- **GOAL**
Lift every line from the entries that includes the word "azharkhan".

- **TASK INPUTS**
(begin)

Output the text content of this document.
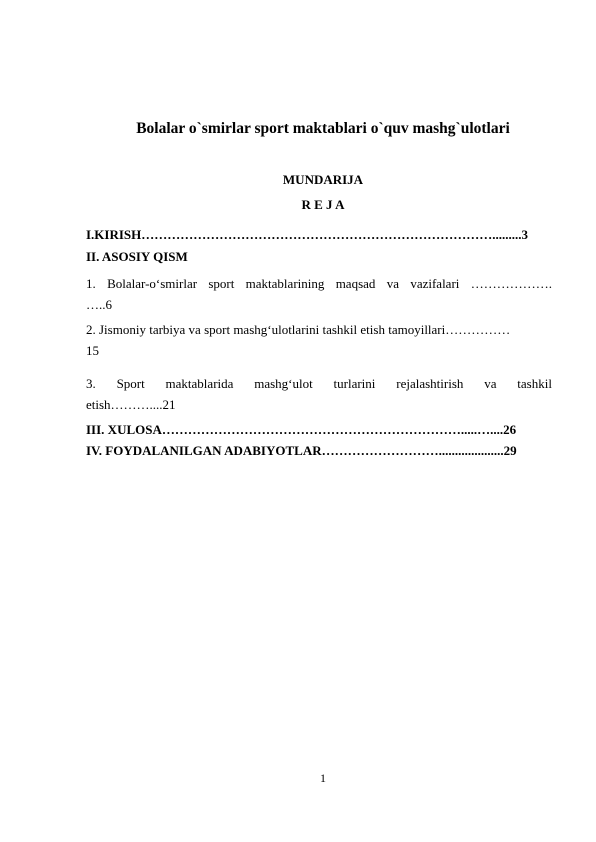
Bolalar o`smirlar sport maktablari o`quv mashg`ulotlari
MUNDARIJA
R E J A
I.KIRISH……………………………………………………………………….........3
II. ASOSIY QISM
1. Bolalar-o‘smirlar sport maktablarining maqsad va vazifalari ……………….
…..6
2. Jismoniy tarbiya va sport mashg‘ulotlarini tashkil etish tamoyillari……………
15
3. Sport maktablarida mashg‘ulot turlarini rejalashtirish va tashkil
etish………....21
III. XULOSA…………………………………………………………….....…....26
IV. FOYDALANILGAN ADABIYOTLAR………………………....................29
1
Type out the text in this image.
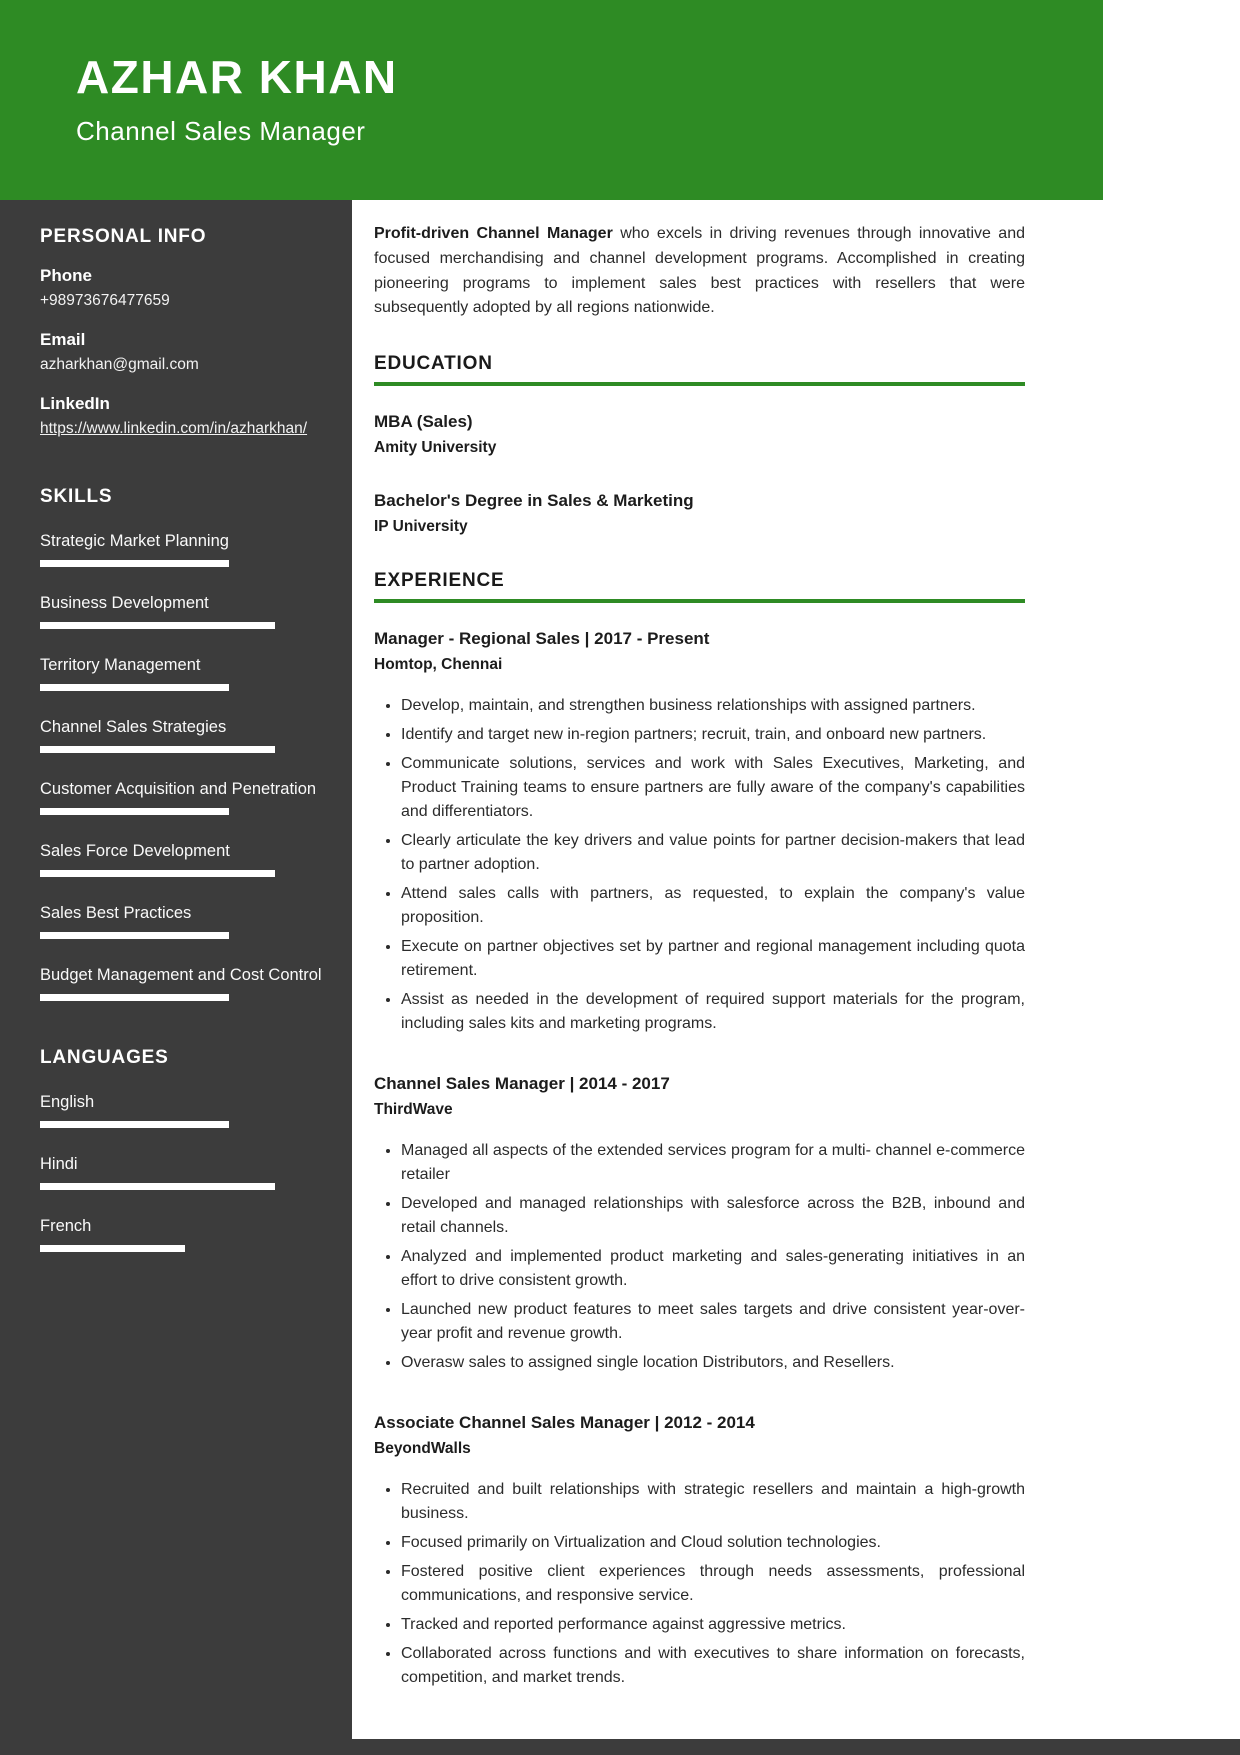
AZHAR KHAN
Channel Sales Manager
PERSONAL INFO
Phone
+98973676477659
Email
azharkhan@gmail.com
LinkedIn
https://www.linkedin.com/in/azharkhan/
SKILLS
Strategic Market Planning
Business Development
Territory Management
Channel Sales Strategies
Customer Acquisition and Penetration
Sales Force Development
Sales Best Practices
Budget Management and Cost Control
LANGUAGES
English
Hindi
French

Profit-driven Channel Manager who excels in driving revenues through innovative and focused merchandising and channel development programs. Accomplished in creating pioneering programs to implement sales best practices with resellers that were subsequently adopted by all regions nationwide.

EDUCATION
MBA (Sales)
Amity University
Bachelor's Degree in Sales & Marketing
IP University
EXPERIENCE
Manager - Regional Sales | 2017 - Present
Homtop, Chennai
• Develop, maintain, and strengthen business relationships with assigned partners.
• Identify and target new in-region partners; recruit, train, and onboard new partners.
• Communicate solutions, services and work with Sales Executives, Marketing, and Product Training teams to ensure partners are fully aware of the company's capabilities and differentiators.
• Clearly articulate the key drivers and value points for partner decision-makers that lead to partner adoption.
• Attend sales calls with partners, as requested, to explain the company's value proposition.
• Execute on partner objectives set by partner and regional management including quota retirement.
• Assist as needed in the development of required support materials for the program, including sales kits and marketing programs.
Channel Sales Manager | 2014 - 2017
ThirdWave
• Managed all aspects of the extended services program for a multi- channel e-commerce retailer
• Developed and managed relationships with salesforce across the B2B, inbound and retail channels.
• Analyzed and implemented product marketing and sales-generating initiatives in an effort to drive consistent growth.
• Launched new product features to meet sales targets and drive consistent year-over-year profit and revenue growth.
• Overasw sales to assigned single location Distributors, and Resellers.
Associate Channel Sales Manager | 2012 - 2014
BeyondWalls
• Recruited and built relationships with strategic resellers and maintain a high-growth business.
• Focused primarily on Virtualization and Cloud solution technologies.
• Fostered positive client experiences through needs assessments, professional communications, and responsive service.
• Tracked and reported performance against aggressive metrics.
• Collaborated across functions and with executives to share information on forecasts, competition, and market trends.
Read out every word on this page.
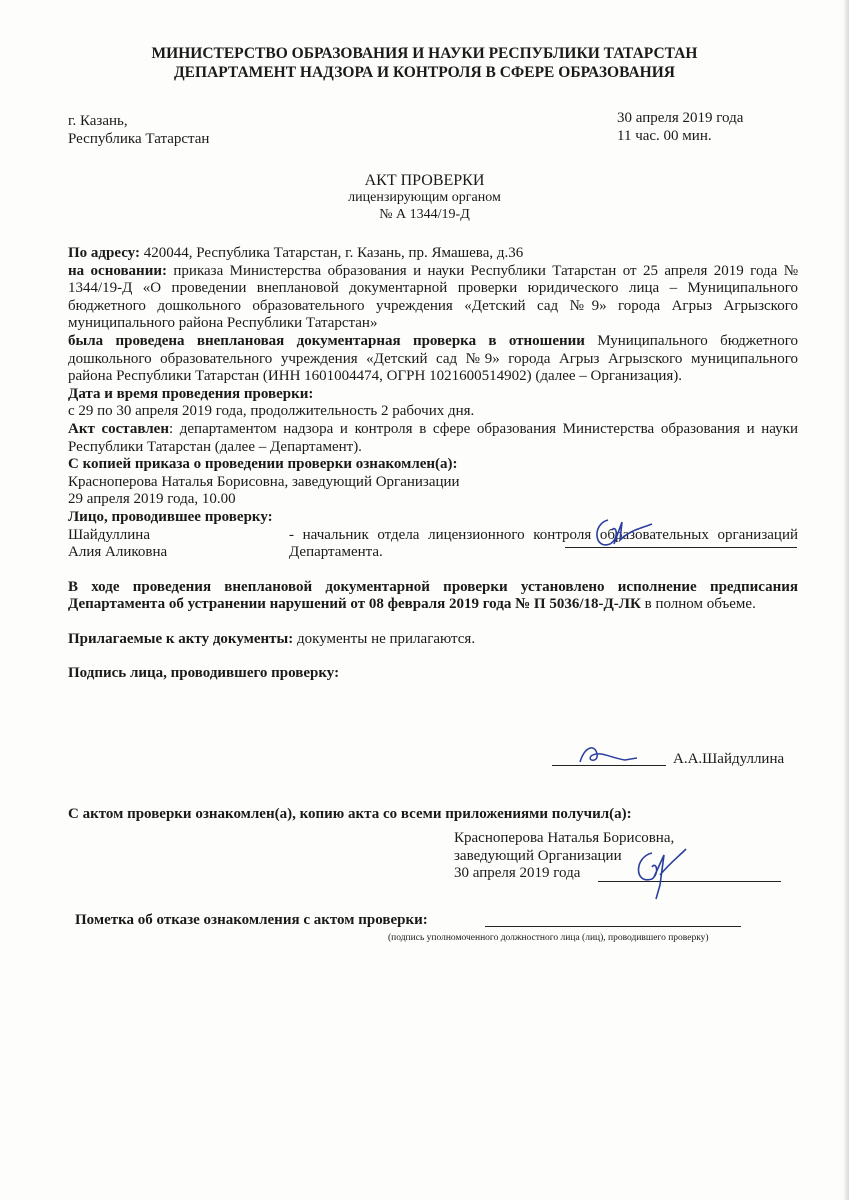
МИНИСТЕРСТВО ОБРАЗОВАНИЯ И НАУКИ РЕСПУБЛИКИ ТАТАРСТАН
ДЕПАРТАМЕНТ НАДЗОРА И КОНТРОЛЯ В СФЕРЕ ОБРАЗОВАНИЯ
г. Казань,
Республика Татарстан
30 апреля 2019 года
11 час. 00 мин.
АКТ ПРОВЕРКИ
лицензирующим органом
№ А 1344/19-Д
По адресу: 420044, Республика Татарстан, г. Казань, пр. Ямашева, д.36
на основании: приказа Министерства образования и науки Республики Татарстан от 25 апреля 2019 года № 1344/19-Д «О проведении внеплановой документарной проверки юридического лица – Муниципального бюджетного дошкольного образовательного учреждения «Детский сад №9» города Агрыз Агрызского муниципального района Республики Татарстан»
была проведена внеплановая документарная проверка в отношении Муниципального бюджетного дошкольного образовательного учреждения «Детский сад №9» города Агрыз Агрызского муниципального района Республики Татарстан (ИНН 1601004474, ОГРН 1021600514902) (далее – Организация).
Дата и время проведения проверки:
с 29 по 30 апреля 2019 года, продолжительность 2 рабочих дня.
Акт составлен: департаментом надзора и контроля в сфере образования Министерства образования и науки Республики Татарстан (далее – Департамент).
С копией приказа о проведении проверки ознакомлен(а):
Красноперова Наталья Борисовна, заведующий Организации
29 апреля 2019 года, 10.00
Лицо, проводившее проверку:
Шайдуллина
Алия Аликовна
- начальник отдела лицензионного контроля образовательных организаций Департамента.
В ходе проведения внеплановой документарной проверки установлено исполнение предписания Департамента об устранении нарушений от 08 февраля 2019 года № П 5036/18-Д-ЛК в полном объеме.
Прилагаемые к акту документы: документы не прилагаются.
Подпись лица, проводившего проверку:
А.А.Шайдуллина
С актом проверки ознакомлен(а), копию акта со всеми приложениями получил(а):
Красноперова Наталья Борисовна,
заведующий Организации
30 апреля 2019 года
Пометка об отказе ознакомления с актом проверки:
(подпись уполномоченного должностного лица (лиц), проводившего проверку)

(end)

- **WRITTEN ANSWER**
azharkhan@gmail.com
https://www.linkedin.com/in/azharkhan/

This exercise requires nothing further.